### The data
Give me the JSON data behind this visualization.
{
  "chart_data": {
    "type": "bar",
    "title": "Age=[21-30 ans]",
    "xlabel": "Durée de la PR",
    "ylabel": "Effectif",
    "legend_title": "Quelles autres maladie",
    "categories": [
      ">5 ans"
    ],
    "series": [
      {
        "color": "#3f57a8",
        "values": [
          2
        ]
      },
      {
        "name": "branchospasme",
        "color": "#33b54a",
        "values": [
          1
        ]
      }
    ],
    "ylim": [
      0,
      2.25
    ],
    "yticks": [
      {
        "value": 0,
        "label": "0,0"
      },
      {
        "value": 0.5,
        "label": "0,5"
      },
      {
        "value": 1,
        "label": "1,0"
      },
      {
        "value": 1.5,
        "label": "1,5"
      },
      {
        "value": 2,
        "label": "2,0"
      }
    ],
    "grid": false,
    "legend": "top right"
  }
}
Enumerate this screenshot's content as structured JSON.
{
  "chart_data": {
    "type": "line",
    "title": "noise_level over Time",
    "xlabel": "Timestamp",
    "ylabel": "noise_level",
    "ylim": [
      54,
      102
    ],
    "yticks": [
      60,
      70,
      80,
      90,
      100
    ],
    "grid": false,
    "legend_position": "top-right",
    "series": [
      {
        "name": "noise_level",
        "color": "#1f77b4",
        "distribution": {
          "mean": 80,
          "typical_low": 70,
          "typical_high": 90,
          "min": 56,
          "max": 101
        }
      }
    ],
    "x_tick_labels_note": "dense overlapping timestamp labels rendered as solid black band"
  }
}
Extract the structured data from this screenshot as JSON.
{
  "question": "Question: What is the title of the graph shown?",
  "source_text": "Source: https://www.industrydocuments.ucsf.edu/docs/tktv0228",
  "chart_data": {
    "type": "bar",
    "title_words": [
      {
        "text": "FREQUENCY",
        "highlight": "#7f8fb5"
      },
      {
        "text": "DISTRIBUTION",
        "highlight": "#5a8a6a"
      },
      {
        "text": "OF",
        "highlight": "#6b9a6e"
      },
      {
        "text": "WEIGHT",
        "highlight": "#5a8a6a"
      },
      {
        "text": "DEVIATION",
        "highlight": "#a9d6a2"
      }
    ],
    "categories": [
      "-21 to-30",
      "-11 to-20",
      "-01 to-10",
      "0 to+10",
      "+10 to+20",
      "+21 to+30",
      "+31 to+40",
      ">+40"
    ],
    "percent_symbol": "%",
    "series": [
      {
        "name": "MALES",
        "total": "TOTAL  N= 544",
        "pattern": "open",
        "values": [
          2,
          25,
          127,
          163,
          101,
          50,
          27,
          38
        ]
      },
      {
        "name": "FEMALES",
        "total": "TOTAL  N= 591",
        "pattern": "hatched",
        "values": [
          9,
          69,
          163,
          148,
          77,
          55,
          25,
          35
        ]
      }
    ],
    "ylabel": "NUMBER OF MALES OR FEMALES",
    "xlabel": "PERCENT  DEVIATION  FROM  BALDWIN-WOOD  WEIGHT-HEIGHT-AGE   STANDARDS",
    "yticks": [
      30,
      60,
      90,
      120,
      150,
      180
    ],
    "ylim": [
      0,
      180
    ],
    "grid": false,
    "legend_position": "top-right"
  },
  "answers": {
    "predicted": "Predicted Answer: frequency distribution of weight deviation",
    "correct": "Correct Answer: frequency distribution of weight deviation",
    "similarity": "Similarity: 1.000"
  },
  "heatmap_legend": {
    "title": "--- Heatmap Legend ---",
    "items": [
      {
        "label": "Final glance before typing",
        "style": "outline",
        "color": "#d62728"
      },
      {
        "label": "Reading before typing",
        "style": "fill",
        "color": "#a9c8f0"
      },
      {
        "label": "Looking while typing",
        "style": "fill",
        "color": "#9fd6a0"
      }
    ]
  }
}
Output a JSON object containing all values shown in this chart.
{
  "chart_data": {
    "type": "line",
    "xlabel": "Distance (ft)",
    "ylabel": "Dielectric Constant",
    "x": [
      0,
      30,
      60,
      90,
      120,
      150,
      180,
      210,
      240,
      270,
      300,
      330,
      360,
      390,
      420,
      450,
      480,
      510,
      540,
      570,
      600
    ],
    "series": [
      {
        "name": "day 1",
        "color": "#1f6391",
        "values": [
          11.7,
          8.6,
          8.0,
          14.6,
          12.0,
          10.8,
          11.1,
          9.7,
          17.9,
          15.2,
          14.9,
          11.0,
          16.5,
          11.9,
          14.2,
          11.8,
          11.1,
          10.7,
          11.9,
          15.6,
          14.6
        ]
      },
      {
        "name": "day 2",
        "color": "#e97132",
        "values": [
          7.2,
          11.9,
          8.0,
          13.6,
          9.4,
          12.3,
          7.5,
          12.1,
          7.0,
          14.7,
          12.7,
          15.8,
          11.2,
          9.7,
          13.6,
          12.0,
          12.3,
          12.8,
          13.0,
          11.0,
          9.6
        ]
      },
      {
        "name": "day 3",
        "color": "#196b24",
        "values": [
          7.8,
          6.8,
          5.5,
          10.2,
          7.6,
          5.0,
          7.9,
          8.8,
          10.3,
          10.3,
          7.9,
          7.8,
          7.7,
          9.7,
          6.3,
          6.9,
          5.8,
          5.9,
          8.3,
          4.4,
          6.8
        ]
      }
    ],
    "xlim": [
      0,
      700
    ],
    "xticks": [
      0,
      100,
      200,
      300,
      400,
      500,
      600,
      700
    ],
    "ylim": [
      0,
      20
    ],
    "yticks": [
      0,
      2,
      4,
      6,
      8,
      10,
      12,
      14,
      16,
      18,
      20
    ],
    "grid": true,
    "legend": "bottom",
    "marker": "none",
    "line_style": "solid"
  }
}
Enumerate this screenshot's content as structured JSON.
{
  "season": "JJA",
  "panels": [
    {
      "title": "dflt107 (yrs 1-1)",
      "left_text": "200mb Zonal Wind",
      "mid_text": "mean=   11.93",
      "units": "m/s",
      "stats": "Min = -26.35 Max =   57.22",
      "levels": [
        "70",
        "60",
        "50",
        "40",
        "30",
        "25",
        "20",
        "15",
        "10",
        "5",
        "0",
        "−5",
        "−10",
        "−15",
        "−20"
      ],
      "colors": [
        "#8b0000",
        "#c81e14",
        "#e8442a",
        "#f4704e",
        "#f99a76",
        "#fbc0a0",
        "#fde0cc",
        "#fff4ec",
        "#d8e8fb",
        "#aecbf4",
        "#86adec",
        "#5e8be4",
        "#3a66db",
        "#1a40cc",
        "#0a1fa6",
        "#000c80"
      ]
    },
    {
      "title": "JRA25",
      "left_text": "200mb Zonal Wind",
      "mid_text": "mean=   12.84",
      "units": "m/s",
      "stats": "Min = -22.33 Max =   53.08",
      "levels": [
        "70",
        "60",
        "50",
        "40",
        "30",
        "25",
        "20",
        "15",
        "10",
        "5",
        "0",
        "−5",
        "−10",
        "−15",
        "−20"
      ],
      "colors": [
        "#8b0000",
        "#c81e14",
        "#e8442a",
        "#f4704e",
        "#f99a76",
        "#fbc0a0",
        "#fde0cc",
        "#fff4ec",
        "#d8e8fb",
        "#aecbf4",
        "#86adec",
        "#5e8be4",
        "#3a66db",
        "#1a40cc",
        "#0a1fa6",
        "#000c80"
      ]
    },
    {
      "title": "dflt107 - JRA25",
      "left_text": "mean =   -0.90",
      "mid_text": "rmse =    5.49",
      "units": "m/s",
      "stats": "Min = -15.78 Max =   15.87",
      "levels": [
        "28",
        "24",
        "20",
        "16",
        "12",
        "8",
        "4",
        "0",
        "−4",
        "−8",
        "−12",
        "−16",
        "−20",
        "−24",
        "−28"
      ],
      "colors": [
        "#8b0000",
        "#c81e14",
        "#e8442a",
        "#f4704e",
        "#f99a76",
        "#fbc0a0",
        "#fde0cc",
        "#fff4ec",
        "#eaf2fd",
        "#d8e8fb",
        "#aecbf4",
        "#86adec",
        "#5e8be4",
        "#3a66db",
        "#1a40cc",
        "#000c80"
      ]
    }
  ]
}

### Written problem
Look through the data above. Each line containing the word "xlabel" needs to be copied.

### Correct response
    "xlabel": "Durée de la PR",
    "xlabel": "Timestamp",
    "xlabel": "PERCENT  DEVIATION  FROM  BALDWIN-WOOD  WEIGHT-HEIGHT-AGE   STANDARDS",
    "xlabel": "Distance (ft)",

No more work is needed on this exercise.